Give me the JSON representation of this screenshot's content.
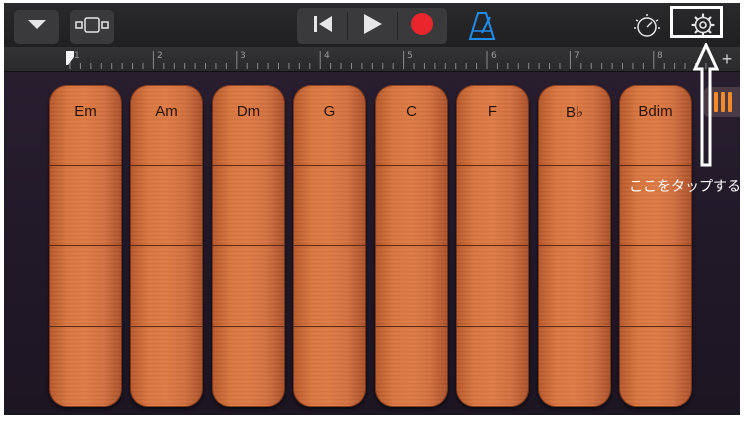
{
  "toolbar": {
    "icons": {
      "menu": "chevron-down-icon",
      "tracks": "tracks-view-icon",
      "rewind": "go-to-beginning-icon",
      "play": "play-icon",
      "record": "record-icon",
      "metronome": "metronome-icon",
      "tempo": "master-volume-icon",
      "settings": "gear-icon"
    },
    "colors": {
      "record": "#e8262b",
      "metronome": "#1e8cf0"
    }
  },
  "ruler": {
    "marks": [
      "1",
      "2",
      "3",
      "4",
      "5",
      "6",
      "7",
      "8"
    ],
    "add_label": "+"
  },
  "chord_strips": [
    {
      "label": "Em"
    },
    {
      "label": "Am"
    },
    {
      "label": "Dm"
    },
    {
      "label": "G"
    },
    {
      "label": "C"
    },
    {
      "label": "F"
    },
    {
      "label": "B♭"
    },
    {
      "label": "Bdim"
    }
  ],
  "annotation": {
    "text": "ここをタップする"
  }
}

■ **Task prompt**
Strip out the pictures and quote the remaining data word for word.

■ **Problem solution**
Give me the JSON representation of this screenshot's content.
{
  "toolbar": {
    "icons": {
      "menu": "chevron-down-icon",
      "tracks": "tracks-view-icon",
      "rewind": "go-to-beginning-icon",
      "play": "play-icon",
      "record": "record-icon",
      "metronome": "metronome-icon",
      "tempo": "master-volume-icon",
      "settings": "gear-icon"
    },
    "colors": {
      "record": "#e8262b",
      "metronome": "#1e8cf0"
    }
  },
  "ruler": {
    "marks": [
      "1",
      "2",
      "3",
      "4",
      "5",
      "6",
      "7",
      "8"
    ],
    "add_label": "+"
  },
  "chord_strips": [
    {
      "label": "Em"
    },
    {
      "label": "Am"
    },
    {
      "label": "Dm"
    },
    {
      "label": "G"
    },
    {
      "label": "C"
    },
    {
      "label": "F"
    },
    {
      "label": "B♭"
    },
    {
      "label": "Bdim"
    }
  ],
  "annotation": {
    "text": "ここをタップする"
  }
}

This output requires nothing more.